Records for the exercise:

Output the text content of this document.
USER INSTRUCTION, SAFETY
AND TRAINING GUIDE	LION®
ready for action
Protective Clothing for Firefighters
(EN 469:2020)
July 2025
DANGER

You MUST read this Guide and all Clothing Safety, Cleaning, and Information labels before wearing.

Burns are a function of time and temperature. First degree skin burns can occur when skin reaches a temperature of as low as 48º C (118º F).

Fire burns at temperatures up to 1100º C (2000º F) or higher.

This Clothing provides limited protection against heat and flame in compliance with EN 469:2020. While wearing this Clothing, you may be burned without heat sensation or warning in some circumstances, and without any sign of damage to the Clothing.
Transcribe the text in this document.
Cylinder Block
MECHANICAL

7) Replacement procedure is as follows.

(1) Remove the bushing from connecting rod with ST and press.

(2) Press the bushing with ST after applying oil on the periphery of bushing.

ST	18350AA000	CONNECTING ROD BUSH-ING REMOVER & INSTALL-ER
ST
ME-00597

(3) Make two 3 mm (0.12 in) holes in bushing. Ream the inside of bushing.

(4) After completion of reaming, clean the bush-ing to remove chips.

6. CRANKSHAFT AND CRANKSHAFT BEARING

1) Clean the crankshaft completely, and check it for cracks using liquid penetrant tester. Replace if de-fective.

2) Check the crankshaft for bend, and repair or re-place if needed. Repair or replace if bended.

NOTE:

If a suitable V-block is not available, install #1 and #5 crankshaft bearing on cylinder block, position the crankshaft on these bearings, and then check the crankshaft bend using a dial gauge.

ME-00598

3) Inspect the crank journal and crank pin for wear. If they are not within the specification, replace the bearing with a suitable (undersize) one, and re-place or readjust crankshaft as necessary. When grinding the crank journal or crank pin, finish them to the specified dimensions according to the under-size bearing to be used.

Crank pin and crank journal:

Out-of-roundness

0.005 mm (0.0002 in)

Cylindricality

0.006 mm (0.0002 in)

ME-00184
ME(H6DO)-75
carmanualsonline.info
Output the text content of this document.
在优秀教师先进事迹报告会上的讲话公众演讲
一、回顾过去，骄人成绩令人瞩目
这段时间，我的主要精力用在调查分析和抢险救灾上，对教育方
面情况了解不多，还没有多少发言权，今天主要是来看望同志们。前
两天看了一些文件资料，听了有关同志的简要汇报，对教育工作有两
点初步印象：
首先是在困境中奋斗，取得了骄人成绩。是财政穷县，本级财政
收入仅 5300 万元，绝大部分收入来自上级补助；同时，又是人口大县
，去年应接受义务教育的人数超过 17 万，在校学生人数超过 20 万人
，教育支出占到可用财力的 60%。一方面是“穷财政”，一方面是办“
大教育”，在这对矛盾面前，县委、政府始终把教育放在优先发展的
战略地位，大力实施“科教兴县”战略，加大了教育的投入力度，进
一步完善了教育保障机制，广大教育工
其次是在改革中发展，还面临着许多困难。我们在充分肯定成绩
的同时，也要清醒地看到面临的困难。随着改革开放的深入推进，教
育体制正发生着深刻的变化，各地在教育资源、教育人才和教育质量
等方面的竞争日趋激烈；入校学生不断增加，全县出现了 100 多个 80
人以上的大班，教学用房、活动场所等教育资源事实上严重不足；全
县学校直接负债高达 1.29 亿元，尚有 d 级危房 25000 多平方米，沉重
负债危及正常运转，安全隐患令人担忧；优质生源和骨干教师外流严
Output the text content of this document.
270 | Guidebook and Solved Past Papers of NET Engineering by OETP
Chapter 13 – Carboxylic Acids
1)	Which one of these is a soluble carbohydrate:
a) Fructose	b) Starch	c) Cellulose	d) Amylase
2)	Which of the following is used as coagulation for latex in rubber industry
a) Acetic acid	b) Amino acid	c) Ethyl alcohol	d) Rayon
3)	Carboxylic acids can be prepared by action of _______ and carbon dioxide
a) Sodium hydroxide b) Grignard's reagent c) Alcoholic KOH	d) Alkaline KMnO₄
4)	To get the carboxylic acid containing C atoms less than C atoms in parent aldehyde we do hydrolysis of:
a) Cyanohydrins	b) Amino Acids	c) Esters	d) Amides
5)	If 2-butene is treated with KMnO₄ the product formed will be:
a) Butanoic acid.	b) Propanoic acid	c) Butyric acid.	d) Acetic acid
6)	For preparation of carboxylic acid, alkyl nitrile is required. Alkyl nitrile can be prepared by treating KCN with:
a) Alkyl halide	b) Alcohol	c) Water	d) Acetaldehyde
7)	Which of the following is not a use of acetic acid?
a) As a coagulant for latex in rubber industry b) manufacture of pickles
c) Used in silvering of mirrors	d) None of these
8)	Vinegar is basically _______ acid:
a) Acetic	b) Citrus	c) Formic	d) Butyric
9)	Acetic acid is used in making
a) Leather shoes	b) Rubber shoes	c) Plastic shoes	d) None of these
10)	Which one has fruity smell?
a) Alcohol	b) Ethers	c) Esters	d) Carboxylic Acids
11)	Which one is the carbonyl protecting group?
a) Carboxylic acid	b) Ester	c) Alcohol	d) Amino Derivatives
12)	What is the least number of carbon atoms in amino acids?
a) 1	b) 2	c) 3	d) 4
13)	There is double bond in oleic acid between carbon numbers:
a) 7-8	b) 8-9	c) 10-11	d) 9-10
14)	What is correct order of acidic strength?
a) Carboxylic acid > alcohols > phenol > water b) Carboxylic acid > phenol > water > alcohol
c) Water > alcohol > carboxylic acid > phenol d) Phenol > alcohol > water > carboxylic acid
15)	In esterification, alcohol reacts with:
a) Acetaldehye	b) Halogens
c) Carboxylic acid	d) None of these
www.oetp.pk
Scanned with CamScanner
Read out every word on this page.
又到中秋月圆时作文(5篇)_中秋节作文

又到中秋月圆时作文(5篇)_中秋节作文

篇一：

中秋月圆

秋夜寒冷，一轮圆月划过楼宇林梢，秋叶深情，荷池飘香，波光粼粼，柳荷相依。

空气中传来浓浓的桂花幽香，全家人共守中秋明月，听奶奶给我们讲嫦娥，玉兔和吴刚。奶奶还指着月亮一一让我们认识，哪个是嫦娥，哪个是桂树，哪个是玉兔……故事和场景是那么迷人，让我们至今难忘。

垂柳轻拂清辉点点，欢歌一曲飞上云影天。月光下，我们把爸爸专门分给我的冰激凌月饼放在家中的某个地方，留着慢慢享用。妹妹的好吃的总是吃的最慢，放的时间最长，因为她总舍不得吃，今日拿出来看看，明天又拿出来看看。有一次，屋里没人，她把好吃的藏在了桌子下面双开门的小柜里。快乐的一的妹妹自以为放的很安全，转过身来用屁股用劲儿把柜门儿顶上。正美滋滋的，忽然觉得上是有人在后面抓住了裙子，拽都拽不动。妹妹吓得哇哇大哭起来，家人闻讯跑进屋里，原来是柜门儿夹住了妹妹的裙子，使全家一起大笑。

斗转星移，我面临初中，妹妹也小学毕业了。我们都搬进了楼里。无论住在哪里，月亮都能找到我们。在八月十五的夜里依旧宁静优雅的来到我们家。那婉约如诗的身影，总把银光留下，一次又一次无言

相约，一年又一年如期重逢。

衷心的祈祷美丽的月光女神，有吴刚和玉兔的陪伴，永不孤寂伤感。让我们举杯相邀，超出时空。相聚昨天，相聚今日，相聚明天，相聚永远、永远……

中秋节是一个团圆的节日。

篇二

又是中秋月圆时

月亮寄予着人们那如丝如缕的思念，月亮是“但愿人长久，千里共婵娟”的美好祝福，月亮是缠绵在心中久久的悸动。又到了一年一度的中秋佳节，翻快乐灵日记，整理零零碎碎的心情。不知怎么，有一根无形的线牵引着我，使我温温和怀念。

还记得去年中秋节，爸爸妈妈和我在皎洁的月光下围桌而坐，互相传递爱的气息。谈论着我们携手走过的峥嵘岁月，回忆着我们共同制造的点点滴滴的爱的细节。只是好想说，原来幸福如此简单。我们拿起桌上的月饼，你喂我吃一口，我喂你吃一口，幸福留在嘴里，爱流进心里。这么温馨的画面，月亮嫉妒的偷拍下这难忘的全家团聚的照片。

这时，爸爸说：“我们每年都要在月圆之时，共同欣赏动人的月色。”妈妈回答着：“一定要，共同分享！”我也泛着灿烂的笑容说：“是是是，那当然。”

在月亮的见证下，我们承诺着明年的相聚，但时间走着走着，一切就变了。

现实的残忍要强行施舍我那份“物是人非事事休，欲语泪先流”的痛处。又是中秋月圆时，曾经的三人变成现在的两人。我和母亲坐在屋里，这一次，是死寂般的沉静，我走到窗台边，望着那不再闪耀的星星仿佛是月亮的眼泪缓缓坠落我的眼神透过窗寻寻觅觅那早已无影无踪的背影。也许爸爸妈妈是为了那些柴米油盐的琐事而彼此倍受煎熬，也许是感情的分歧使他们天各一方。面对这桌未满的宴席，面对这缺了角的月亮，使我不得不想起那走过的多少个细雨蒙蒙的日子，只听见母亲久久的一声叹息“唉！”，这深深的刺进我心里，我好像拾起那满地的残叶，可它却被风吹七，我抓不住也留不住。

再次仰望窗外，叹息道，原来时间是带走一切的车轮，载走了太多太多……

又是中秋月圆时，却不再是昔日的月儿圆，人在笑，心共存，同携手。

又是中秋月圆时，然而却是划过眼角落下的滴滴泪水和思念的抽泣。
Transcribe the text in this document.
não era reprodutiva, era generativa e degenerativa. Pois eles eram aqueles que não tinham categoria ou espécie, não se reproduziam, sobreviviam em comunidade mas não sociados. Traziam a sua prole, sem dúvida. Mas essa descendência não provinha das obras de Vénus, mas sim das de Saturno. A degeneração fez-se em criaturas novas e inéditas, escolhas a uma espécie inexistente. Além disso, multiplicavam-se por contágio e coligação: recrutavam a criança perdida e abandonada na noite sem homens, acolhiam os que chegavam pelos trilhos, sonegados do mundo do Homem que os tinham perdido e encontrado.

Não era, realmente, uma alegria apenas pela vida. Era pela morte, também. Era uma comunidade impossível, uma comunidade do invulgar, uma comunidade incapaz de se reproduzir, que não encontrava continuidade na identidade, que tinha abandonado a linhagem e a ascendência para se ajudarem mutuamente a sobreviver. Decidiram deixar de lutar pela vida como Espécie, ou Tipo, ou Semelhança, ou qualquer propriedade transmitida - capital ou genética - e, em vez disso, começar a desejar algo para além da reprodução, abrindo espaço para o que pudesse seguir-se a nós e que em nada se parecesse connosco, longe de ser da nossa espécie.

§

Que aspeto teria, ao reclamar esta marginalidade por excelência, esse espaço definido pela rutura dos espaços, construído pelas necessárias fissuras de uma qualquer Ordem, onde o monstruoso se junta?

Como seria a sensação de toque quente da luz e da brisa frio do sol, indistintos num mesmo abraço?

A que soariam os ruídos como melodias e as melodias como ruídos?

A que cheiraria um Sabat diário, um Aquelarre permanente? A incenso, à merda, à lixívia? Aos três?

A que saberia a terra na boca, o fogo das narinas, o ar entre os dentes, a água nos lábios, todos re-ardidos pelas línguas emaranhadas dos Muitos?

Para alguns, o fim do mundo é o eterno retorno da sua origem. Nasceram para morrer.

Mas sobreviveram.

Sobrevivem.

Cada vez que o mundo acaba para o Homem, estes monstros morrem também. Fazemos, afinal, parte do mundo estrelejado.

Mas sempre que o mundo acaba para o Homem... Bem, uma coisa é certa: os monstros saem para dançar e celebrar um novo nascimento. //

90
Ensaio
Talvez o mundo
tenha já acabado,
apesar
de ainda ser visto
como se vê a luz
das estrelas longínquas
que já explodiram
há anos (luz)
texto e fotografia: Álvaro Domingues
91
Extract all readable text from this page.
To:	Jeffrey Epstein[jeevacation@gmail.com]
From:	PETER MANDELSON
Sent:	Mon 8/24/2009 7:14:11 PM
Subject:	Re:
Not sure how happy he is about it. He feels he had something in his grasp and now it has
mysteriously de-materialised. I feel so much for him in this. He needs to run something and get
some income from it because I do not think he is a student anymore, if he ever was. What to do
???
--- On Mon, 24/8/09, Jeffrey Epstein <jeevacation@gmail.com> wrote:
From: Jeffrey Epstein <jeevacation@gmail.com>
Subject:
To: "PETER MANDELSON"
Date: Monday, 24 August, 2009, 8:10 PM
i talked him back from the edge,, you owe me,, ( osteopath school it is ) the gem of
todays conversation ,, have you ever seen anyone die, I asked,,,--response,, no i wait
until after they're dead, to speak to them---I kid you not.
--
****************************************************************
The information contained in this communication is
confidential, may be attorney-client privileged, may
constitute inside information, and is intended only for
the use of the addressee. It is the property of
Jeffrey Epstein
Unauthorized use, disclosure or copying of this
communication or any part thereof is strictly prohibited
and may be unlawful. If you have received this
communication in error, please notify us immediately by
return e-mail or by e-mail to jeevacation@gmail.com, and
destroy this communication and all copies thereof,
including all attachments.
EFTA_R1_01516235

Brief: Copy and report every line where the word "inside" is present.

Result below:
(3) Make two 3 mm (0.12 in) holes in bushing. Ream the inside of bushing.
constitute inside information, and is intended only for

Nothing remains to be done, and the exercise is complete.